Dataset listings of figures
○ ○ ○

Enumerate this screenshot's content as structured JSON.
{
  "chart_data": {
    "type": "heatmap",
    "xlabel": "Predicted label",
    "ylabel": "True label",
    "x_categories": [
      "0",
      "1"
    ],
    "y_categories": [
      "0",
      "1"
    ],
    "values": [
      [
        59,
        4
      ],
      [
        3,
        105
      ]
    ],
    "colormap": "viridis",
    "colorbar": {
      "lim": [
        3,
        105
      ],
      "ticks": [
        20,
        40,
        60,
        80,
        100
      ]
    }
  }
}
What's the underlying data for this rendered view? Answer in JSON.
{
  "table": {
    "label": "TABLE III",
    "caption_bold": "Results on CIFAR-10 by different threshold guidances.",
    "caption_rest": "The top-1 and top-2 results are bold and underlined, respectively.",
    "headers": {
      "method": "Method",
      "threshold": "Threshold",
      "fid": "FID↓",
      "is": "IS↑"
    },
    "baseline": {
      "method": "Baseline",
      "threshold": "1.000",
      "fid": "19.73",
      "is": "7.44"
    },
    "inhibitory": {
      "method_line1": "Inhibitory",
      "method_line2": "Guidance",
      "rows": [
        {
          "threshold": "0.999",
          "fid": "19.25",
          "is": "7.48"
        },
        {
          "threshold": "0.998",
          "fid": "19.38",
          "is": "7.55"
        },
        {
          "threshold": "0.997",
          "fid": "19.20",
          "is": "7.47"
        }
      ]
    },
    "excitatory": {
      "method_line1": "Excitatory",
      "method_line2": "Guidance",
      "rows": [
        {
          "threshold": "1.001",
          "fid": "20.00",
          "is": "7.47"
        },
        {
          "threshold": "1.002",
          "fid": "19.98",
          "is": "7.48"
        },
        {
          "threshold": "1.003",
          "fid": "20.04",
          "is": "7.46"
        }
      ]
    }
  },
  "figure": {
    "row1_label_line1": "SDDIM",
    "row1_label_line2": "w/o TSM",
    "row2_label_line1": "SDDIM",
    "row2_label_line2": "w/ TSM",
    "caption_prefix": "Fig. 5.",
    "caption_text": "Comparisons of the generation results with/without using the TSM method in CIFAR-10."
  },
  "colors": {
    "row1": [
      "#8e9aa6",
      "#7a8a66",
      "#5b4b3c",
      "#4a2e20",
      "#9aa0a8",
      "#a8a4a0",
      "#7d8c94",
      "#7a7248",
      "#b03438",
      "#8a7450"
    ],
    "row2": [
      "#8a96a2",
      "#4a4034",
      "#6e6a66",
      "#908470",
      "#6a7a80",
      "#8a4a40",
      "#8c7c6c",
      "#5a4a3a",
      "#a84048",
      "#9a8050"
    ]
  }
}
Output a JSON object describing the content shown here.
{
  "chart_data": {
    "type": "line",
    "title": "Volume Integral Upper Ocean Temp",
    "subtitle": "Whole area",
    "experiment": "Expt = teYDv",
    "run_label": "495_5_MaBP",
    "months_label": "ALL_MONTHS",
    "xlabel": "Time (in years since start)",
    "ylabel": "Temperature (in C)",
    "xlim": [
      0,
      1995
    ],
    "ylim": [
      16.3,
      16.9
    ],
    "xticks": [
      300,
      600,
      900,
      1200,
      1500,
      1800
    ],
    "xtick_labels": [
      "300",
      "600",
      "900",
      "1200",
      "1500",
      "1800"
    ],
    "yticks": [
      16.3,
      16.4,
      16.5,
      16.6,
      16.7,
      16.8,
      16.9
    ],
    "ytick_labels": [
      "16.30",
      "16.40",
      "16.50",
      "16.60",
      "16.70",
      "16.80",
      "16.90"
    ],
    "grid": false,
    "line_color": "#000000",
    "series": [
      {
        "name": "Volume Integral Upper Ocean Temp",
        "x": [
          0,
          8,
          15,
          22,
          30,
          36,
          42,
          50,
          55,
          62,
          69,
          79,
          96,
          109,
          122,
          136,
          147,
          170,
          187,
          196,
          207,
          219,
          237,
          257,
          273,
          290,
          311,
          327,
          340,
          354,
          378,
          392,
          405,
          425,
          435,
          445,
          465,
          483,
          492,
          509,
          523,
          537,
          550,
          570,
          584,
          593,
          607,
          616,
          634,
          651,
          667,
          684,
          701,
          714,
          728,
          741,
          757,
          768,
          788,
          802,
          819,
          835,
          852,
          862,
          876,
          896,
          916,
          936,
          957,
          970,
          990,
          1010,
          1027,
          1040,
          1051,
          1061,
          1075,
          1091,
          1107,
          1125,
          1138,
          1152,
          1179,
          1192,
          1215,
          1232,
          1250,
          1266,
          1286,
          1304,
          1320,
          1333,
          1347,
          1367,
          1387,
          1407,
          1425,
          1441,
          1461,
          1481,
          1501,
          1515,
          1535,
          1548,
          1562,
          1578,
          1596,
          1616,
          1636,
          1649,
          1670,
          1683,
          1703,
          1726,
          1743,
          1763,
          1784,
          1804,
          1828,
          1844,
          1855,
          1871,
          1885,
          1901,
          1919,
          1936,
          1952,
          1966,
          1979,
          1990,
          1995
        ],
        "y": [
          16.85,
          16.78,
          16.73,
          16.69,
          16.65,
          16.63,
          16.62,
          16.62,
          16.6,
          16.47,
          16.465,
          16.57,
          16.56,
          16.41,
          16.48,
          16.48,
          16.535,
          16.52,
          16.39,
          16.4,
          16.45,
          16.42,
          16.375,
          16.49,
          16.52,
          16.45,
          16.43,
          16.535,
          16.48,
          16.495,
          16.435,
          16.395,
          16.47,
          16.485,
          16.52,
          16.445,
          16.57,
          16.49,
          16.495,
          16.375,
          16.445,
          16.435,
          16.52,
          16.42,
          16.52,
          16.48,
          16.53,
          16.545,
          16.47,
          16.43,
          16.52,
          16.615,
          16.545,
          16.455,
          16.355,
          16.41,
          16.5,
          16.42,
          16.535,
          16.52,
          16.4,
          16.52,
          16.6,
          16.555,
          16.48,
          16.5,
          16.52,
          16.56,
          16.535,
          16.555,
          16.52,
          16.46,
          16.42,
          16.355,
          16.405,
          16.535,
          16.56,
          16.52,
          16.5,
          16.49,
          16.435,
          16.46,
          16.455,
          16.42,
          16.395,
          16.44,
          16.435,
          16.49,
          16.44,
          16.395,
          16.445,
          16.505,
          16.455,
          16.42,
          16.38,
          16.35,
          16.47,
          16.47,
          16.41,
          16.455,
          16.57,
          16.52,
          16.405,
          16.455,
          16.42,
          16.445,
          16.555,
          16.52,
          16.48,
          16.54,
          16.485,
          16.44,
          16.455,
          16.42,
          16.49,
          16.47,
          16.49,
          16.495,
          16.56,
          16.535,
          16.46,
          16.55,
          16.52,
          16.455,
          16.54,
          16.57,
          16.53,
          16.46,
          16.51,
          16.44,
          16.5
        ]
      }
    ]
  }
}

○ ○ ○

§ **YOUR TASK**
Check each line of the records for the word "this", and show the lines that contain it.

§ **EXERCISE OUTPUT**
Enumerate this screenshot's content as structured JSON.
What's the underlying data for this rendered view? Answer in JSON.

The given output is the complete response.